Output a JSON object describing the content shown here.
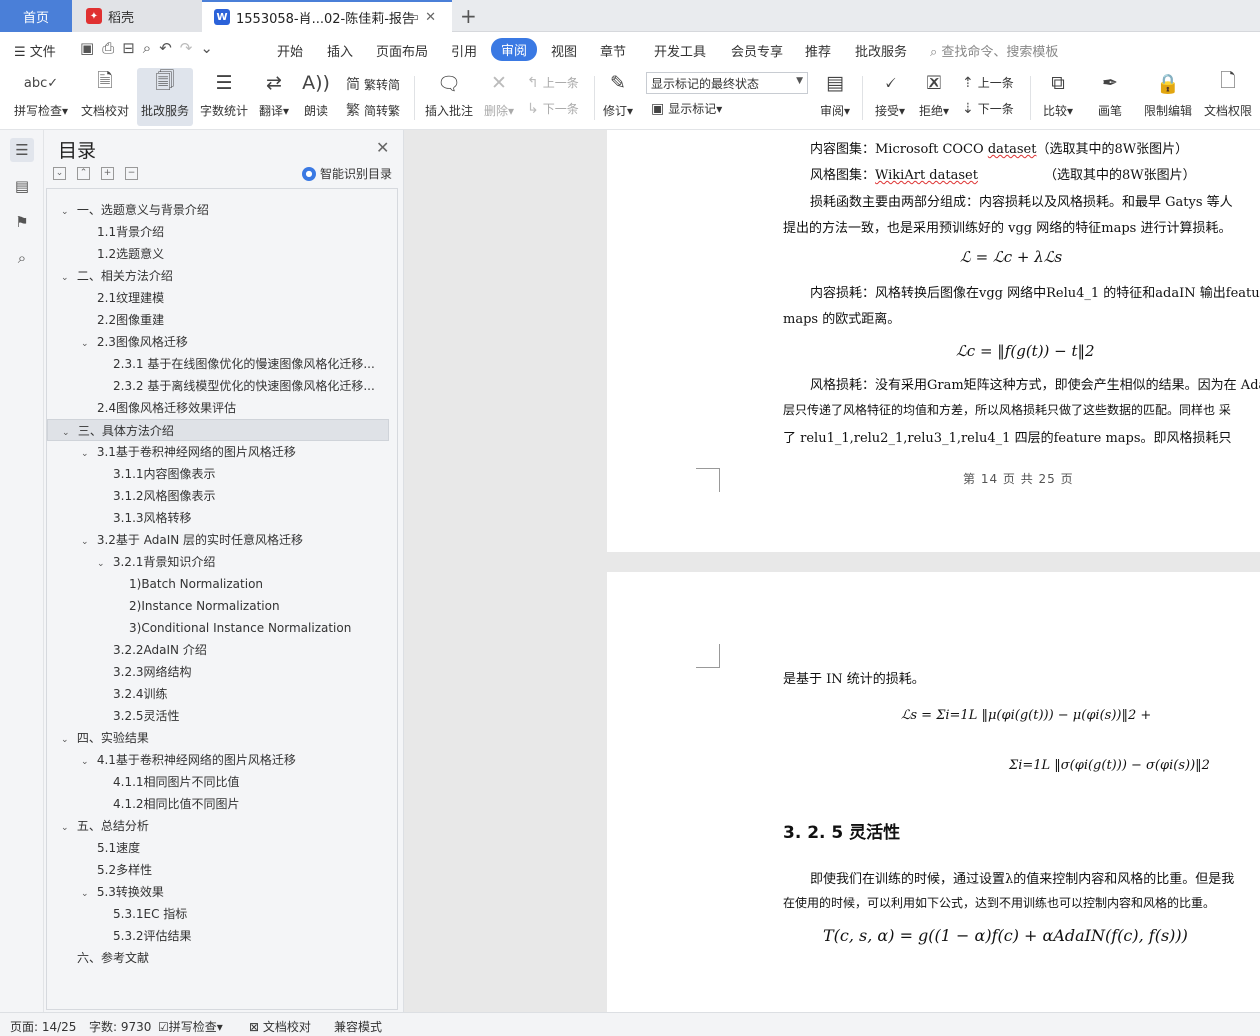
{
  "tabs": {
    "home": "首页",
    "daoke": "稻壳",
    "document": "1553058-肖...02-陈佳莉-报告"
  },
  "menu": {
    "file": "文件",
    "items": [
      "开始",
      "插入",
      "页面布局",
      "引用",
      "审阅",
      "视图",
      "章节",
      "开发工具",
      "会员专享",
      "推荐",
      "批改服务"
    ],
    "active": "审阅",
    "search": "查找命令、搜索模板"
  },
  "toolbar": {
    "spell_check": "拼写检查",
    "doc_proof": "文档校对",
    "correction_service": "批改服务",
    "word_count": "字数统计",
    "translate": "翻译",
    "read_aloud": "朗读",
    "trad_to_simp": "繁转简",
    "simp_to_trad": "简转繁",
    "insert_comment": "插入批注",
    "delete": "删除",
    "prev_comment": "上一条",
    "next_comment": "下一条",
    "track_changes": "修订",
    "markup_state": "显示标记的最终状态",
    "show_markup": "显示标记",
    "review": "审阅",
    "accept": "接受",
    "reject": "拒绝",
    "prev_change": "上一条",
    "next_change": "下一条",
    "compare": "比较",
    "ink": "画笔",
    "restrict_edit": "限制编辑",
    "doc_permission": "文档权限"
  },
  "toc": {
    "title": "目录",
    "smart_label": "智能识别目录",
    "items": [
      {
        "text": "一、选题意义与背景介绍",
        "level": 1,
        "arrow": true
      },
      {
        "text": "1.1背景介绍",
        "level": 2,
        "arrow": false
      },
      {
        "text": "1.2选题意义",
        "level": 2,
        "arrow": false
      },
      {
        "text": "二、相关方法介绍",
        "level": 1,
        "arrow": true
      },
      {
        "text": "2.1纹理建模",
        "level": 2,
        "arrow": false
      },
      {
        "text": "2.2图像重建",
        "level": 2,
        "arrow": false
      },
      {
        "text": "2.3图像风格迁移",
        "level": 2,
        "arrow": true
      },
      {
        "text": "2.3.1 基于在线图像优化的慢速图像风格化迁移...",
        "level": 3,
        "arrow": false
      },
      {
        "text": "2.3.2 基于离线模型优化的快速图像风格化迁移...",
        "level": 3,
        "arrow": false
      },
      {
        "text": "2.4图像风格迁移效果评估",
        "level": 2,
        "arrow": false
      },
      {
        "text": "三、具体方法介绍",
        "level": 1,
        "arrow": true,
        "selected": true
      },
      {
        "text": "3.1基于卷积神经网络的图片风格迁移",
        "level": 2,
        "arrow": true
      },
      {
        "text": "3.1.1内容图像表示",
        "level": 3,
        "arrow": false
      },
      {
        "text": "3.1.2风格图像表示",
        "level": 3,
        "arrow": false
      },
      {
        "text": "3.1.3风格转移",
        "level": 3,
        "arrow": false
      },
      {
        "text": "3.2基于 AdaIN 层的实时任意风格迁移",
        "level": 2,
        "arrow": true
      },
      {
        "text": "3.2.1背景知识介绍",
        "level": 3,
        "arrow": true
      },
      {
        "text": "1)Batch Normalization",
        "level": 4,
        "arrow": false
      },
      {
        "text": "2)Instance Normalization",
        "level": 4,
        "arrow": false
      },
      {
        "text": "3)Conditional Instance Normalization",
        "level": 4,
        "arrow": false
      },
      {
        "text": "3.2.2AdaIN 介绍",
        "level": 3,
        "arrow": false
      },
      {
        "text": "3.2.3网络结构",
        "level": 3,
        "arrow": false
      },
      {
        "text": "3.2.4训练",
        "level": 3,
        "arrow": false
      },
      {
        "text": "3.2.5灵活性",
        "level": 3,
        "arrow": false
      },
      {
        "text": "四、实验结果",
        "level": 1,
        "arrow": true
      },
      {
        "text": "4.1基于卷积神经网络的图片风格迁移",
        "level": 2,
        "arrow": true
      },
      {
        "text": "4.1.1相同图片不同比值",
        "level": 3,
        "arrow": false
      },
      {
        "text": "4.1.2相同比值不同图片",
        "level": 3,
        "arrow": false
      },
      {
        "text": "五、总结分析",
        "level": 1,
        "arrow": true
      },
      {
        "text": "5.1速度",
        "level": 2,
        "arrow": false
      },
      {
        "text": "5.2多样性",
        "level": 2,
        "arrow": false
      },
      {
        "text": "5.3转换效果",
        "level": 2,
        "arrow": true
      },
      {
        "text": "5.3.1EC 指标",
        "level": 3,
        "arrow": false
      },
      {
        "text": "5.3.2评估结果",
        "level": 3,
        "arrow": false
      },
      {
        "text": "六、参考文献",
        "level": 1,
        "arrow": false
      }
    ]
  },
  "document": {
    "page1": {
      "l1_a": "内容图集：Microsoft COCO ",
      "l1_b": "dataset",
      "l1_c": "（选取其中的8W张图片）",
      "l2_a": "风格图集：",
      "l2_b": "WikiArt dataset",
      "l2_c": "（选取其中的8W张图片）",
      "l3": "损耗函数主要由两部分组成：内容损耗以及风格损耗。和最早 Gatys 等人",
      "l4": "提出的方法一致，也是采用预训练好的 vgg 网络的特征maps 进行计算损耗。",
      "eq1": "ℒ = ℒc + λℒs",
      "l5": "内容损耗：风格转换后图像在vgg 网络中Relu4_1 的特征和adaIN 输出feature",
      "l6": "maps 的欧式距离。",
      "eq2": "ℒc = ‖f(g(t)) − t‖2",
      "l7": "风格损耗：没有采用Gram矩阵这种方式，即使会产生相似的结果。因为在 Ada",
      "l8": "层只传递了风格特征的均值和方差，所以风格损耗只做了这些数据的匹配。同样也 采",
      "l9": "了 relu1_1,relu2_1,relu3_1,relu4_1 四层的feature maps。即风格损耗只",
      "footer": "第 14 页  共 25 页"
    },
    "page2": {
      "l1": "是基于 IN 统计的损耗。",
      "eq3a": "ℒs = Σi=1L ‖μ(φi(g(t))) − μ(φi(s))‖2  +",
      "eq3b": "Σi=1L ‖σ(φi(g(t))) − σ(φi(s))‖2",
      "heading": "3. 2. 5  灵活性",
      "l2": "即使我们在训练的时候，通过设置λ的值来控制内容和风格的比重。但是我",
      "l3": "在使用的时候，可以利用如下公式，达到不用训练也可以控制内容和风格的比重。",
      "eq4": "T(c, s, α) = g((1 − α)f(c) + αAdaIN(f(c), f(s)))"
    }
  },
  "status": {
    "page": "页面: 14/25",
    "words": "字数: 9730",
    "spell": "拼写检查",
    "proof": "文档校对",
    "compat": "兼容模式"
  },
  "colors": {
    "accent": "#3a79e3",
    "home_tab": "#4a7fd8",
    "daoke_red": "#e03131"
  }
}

### [Given exercise]
In the entries above, identify every line with the string "document".

### [Task solution]
    "document": "1553058-肖...02-陈佳莉-报告"
  "document": {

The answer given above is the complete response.